■ **Set task**
Restate the full set of records exactly, without adding or dropping a word.

■ **Dataset items**
----

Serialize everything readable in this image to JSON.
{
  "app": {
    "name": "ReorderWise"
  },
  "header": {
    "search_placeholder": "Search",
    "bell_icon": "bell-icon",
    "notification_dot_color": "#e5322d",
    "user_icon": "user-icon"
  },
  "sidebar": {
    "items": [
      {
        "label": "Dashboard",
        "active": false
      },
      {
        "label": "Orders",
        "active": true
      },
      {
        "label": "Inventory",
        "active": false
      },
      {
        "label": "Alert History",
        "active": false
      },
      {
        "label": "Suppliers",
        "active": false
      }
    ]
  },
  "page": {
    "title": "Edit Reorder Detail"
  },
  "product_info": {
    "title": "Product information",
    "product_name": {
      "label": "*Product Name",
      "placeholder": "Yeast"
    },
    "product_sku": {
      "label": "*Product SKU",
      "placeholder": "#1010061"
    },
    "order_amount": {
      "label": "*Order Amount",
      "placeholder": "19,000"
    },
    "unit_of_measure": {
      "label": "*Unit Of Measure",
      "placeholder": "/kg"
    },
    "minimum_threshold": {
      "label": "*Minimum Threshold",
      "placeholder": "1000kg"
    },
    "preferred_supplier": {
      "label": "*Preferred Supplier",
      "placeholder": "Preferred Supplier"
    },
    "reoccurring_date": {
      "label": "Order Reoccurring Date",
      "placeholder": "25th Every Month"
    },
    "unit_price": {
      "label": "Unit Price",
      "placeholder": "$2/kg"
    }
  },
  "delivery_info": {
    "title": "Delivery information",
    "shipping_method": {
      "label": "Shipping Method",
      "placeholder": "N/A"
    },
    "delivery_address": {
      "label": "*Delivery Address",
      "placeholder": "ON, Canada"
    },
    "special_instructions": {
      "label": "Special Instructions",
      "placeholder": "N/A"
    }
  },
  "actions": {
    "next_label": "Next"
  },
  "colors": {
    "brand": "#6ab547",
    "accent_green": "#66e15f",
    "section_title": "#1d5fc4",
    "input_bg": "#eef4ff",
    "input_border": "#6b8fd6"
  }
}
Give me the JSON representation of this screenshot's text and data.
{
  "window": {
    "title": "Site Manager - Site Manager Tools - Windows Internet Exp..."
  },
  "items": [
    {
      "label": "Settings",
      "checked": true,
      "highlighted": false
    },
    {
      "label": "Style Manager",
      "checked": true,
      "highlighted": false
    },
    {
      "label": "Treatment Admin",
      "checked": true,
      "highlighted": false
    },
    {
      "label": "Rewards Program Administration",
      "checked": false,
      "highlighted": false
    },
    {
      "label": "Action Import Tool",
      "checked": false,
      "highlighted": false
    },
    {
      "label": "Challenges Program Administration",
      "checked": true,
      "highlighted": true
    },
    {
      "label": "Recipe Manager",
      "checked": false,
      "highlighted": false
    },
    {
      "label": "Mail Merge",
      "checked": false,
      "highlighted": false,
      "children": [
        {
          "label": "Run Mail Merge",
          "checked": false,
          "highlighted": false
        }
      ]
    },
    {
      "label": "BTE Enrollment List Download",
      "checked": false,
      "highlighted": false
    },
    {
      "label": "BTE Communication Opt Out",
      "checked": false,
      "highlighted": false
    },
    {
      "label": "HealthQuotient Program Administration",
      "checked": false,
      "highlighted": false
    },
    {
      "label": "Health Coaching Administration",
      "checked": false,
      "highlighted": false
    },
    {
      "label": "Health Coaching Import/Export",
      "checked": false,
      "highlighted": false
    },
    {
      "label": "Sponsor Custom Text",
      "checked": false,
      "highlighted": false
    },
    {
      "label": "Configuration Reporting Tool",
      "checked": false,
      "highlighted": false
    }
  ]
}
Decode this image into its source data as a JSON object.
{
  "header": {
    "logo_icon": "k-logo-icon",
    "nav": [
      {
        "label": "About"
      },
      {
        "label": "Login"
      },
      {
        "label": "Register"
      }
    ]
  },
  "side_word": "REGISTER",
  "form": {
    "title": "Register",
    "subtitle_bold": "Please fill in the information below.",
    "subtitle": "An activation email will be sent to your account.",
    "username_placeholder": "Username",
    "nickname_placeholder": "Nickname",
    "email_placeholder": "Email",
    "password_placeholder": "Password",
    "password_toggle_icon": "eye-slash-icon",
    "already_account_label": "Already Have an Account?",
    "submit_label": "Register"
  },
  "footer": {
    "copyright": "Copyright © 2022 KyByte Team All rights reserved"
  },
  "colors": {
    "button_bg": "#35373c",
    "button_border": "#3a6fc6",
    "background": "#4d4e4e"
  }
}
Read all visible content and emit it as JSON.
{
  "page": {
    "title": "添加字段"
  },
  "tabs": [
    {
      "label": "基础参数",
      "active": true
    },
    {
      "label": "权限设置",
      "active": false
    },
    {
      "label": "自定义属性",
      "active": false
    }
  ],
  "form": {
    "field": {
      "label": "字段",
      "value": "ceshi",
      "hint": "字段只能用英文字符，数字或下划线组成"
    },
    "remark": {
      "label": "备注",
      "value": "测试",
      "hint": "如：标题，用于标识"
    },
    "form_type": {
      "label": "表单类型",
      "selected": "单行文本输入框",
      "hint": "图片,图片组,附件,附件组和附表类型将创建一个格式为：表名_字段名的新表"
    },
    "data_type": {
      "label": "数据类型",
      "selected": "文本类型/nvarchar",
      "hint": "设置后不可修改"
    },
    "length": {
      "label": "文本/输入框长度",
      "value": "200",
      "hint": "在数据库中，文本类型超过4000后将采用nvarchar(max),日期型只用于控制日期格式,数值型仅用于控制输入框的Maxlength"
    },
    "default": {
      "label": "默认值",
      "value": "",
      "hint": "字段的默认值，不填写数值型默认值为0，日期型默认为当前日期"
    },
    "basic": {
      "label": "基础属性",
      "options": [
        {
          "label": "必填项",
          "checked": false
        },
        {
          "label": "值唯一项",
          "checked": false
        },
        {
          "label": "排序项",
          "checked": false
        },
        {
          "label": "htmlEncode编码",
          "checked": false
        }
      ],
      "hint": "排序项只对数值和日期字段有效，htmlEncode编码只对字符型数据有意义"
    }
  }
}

----

■ **Completed exercise**
Serialize everything readable in this image to JSON.
{
  "app": {
    "name": "ReorderWise"
  },
  "header": {
    "search_placeholder": "Search",
    "bell_icon": "bell-icon",
    "notification_dot_color": "#e5322d",
    "user_icon": "user-icon"
  },
  "sidebar": {
    "items": [
      {
        "label": "Dashboard",
        "active": false
      },
      {
        "label": "Orders",
        "active": true
      },
      {
        "label": "Inventory",
        "active": false
      },
      {
        "label": "Alert History",
        "active": false
      },
      {
        "label": "Suppliers",
        "active": false
      }
    ]
  },
  "page": {
    "title": "Edit Reorder Detail"
  },
  "product_info": {
    "title": "Product information",
    "product_name": {
      "label": "*Product Name",
      "placeholder": "Yeast"
    },
    "product_sku": {
      "label": "*Product SKU",
      "placeholder": "#1010061"
    },
    "order_amount": {
      "label": "*Order Amount",
      "placeholder": "19,000"
    },
    "unit_of_measure": {
      "label": "*Unit Of Measure",
      "placeholder": "/kg"
    },
    "minimum_threshold": {
      "label": "*Minimum Threshold",
      "placeholder": "1000kg"
    },
    "preferred_supplier": {
      "label": "*Preferred Supplier",
      "placeholder": "Preferred Supplier"
    },
    "reoccurring_date": {
      "label": "Order Reoccurring Date",
      "placeholder": "25th Every Month"
    },
    "unit_price": {
      "label": "Unit Price",
      "placeholder": "$2/kg"
    }
  },
  "delivery_info": {
    "title": "Delivery information",
    "shipping_method": {
      "label": "Shipping Method",
      "placeholder": "N/A"
    },
    "delivery_address": {
      "label": "*Delivery Address",
      "placeholder": "ON, Canada"
    },
    "special_instructions": {
      "label": "Special Instructions",
      "placeholder": "N/A"
    }
  },
  "actions": {
    "next_label": "Next"
  },
  "colors": {
    "brand": "#6ab547",
    "accent_green": "#66e15f",
    "section_title": "#1d5fc4",
    "input_bg": "#eef4ff",
    "input_border": "#6b8fd6"
  }
}
Give me the JSON representation of this screenshot's text and data.
{
  "window": {
    "title": "Site Manager - Site Manager Tools - Windows Internet Exp..."
  },
  "items": [
    {
      "label": "Settings",
      "checked": true,
      "highlighted": false
    },
    {
      "label": "Style Manager",
      "checked": true,
      "highlighted": false
    },
    {
      "label": "Treatment Admin",
      "checked": true,
      "highlighted": false
    },
    {
      "label": "Rewards Program Administration",
      "checked": false,
      "highlighted": false
    },
    {
      "label": "Action Import Tool",
      "checked": false,
      "highlighted": false
    },
    {
      "label": "Challenges Program Administration",
      "checked": true,
      "highlighted": true
    },
    {
      "label": "Recipe Manager",
      "checked": false,
      "highlighted": false
    },
    {
      "label": "Mail Merge",
      "checked": false,
      "highlighted": false,
      "children": [
        {
          "label": "Run Mail Merge",
          "checked": false,
          "highlighted": false
        }
      ]
    },
    {
      "label": "BTE Enrollment List Download",
      "checked": false,
      "highlighted": false
    },
    {
      "label": "BTE Communication Opt Out",
      "checked": false,
      "highlighted": false
    },
    {
      "label": "HealthQuotient Program Administration",
      "checked": false,
      "highlighted": false
    },
    {
      "label": "Health Coaching Administration",
      "checked": false,
      "highlighted": false
    },
    {
      "label": "Health Coaching Import/Export",
      "checked": false,
      "highlighted": false
    },
    {
      "label": "Sponsor Custom Text",
      "checked": false,
      "highlighted": false
    },
    {
      "label": "Configuration Reporting Tool",
      "checked": false,
      "highlighted": false
    }
  ]
}
Decode this image into its source data as a JSON object.
{
  "header": {
    "logo_icon": "k-logo-icon",
    "nav": [
      {
        "label": "About"
      },
      {
        "label": "Login"
      },
      {
        "label": "Register"
      }
    ]
  },
  "side_word": "REGISTER",
  "form": {
    "title": "Register",
    "subtitle_bold": "Please fill in the information below.",
    "subtitle": "An activation email will be sent to your account.",
    "username_placeholder": "Username",
    "nickname_placeholder": "Nickname",
    "email_placeholder": "Email",
    "password_placeholder": "Password",
    "password_toggle_icon": "eye-slash-icon",
    "already_account_label": "Already Have an Account?",
    "submit_label": "Register"
  },
  "footer": {
    "copyright": "Copyright © 2022 KyByte Team All rights reserved"
  },
  "colors": {
    "button_bg": "#35373c",
    "button_border": "#3a6fc6",
    "background": "#4d4e4e"
  }
}
Read all visible content and emit it as JSON.
{
  "page": {
    "title": "添加字段"
  },
  "tabs": [
    {
      "label": "基础参数",
      "active": true
    },
    {
      "label": "权限设置",
      "active": false
    },
    {
      "label": "自定义属性",
      "active": false
    }
  ],
  "form": {
    "field": {
      "label": "字段",
      "value": "ceshi",
      "hint": "字段只能用英文字符，数字或下划线组成"
    },
    "remark": {
      "label": "备注",
      "value": "测试",
      "hint": "如：标题，用于标识"
    },
    "form_type": {
      "label": "表单类型",
      "selected": "单行文本输入框",
      "hint": "图片,图片组,附件,附件组和附表类型将创建一个格式为：表名_字段名的新表"
    },
    "data_type": {
      "label": "数据类型",
      "selected": "文本类型/nvarchar",
      "hint": "设置后不可修改"
    },
    "length": {
      "label": "文本/输入框长度",
      "value": "200",
      "hint": "在数据库中，文本类型超过4000后将采用nvarchar(max),日期型只用于控制日期格式,数值型仅用于控制输入框的Maxlength"
    },
    "default": {
      "label": "默认值",
      "value": "",
      "hint": "字段的默认值，不填写数值型默认值为0，日期型默认为当前日期"
    },
    "basic": {
      "label": "基础属性",
      "options": [
        {
          "label": "必填项",
          "checked": false
        },
        {
          "label": "值唯一项",
          "checked": false
        },
        {
          "label": "排序项",
          "checked": false
        },
        {
          "label": "htmlEncode编码",
          "checked": false
        }
      ],
      "hint": "排序项只对数值和日期字段有效，htmlEncode编码只对字符型数据有意义"
    }
  }
}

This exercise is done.